*Stated task*. The records that follow need to be output exactly as they are.

+++ Exercise inputs

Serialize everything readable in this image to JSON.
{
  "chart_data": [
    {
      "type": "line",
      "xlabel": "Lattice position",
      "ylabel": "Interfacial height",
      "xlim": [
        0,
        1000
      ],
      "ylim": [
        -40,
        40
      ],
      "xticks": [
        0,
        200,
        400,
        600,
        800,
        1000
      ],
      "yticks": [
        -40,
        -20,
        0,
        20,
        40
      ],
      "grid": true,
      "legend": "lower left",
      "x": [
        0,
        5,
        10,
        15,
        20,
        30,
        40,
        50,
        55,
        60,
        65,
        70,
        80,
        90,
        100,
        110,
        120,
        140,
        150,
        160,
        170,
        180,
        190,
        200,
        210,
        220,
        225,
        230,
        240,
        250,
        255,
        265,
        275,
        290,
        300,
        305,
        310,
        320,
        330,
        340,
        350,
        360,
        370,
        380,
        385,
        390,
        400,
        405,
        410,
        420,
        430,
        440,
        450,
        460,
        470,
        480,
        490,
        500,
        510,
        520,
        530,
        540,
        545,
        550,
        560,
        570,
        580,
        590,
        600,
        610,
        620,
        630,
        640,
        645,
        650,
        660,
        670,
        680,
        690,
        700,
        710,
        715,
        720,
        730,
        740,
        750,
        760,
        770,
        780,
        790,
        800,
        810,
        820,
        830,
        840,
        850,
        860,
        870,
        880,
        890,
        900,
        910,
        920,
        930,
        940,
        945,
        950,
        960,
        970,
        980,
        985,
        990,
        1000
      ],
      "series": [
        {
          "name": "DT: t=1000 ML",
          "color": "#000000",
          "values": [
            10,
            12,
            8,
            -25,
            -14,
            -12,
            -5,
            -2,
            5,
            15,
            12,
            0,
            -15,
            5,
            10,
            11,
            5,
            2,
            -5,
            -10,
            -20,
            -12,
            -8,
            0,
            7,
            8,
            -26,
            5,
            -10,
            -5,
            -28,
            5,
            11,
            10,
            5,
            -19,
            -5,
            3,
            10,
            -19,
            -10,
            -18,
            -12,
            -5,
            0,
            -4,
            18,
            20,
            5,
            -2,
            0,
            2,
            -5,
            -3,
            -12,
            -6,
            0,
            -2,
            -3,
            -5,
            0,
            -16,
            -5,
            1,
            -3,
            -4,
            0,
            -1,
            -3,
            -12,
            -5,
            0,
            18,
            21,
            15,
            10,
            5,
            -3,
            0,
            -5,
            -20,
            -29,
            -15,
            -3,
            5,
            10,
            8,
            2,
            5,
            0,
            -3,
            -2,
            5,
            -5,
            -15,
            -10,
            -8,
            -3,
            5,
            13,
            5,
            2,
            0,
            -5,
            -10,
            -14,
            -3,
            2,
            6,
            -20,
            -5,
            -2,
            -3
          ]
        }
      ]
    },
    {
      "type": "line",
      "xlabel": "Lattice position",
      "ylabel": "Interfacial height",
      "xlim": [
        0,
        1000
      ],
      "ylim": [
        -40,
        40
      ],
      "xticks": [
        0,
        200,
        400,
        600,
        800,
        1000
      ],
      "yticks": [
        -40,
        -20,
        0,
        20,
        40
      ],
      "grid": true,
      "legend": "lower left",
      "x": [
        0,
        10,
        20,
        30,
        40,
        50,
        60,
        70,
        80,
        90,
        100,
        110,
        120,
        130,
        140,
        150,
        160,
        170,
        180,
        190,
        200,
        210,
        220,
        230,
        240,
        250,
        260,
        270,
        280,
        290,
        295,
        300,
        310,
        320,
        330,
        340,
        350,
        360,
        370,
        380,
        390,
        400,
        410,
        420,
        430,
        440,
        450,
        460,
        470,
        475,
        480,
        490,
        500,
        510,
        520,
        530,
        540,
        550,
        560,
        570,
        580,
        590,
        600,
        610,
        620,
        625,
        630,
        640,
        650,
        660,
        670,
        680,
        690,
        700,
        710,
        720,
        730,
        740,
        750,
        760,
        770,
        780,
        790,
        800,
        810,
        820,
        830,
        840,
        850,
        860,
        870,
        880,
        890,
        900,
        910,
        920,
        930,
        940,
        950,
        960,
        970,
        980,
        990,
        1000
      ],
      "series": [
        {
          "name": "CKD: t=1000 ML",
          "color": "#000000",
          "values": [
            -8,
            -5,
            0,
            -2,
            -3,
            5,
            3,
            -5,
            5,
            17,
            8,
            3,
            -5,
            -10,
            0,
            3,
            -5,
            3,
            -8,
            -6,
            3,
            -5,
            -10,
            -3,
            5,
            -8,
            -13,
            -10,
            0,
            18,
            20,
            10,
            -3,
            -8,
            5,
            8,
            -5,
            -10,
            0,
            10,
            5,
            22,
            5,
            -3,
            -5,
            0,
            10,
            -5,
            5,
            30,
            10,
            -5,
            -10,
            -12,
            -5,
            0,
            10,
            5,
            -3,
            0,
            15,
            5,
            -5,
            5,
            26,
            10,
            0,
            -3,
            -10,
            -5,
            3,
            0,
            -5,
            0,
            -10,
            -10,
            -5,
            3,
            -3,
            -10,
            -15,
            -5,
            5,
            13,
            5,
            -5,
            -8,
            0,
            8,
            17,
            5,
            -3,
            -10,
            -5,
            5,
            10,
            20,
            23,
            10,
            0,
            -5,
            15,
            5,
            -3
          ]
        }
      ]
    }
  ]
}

++++++

*Task result*.
Serialize everything readable in this image to JSON.
{
  "chart_data": [
    {
      "type": "line",
      "xlabel": "Lattice position",
      "ylabel": "Interfacial height",
      "xlim": [
        0,
        1000
      ],
      "ylim": [
        -40,
        40
      ],
      "xticks": [
        0,
        200,
        400,
        600,
        800,
        1000
      ],
      "yticks": [
        -40,
        -20,
        0,
        20,
        40
      ],
      "grid": true,
      "legend": "lower left",
      "x": [
        0,
        5,
        10,
        15,
        20,
        30,
        40,
        50,
        55,
        60,
        65,
        70,
        80,
        90,
        100,
        110,
        120,
        140,
        150,
        160,
        170,
        180,
        190,
        200,
        210,
        220,
        225,
        230,
        240,
        250,
        255,
        265,
        275,
        290,
        300,
        305,
        310,
        320,
        330,
        340,
        350,
        360,
        370,
        380,
        385,
        390,
        400,
        405,
        410,
        420,
        430,
        440,
        450,
        460,
        470,
        480,
        490,
        500,
        510,
        520,
        530,
        540,
        545,
        550,
        560,
        570,
        580,
        590,
        600,
        610,
        620,
        630,
        640,
        645,
        650,
        660,
        670,
        680,
        690,
        700,
        710,
        715,
        720,
        730,
        740,
        750,
        760,
        770,
        780,
        790,
        800,
        810,
        820,
        830,
        840,
        850,
        860,
        870,
        880,
        890,
        900,
        910,
        920,
        930,
        940,
        945,
        950,
        960,
        970,
        980,
        985,
        990,
        1000
      ],
      "series": [
        {
          "name": "DT: t=1000 ML",
          "color": "#000000",
          "values": [
            10,
            12,
            8,
            -25,
            -14,
            -12,
            -5,
            -2,
            5,
            15,
            12,
            0,
            -15,
            5,
            10,
            11,
            5,
            2,
            -5,
            -10,
            -20,
            -12,
            -8,
            0,
            7,
            8,
            -26,
            5,
            -10,
            -5,
            -28,
            5,
            11,
            10,
            5,
            -19,
            -5,
            3,
            10,
            -19,
            -10,
            -18,
            -12,
            -5,
            0,
            -4,
            18,
            20,
            5,
            -2,
            0,
            2,
            -5,
            -3,
            -12,
            -6,
            0,
            -2,
            -3,
            -5,
            0,
            -16,
            -5,
            1,
            -3,
            -4,
            0,
            -1,
            -3,
            -12,
            -5,
            0,
            18,
            21,
            15,
            10,
            5,
            -3,
            0,
            -5,
            -20,
            -29,
            -15,
            -3,
            5,
            10,
            8,
            2,
            5,
            0,
            -3,
            -2,
            5,
            -5,
            -15,
            -10,
            -8,
            -3,
            5,
            13,
            5,
            2,
            0,
            -5,
            -10,
            -14,
            -3,
            2,
            6,
            -20,
            -5,
            -2,
            -3
          ]
        }
      ]
    },
    {
      "type": "line",
      "xlabel": "Lattice position",
      "ylabel": "Interfacial height",
      "xlim": [
        0,
        1000
      ],
      "ylim": [
        -40,
        40
      ],
      "xticks": [
        0,
        200,
        400,
        600,
        800,
        1000
      ],
      "yticks": [
        -40,
        -20,
        0,
        20,
        40
      ],
      "grid": true,
      "legend": "lower left",
      "x": [
        0,
        10,
        20,
        30,
        40,
        50,
        60,
        70,
        80,
        90,
        100,
        110,
        120,
        130,
        140,
        150,
        160,
        170,
        180,
        190,
        200,
        210,
        220,
        230,
        240,
        250,
        260,
        270,
        280,
        290,
        295,
        300,
        310,
        320,
        330,
        340,
        350,
        360,
        370,
        380,
        390,
        400,
        410,
        420,
        430,
        440,
        450,
        460,
        470,
        475,
        480,
        490,
        500,
        510,
        520,
        530,
        540,
        550,
        560,
        570,
        580,
        590,
        600,
        610,
        620,
        625,
        630,
        640,
        650,
        660,
        670,
        680,
        690,
        700,
        710,
        720,
        730,
        740,
        750,
        760,
        770,
        780,
        790,
        800,
        810,
        820,
        830,
        840,
        850,
        860,
        870,
        880,
        890,
        900,
        910,
        920,
        930,
        940,
        950,
        960,
        970,
        980,
        990,
        1000
      ],
      "series": [
        {
          "name": "CKD: t=1000 ML",
          "color": "#000000",
          "values": [
            -8,
            -5,
            0,
            -2,
            -3,
            5,
            3,
            -5,
            5,
            17,
            8,
            3,
            -5,
            -10,
            0,
            3,
            -5,
            3,
            -8,
            -6,
            3,
            -5,
            -10,
            -3,
            5,
            -8,
            -13,
            -10,
            0,
            18,
            20,
            10,
            -3,
            -8,
            5,
            8,
            -5,
            -10,
            0,
            10,
            5,
            22,
            5,
            -3,
            -5,
            0,
            10,
            -5,
            5,
            30,
            10,
            -5,
            -10,
            -12,
            -5,
            0,
            10,
            5,
            -3,
            0,
            15,
            5,
            -5,
            5,
            26,
            10,
            0,
            -3,
            -10,
            -5,
            3,
            0,
            -5,
            0,
            -10,
            -10,
            -5,
            3,
            -3,
            -10,
            -15,
            -5,
            5,
            13,
            5,
            -5,
            -8,
            0,
            8,
            17,
            5,
            -3,
            -10,
            -5,
            5,
            10,
            20,
            23,
            10,
            0,
            -5,
            15,
            5,
            -3
          ]
        }
      ]
    }
  ]
}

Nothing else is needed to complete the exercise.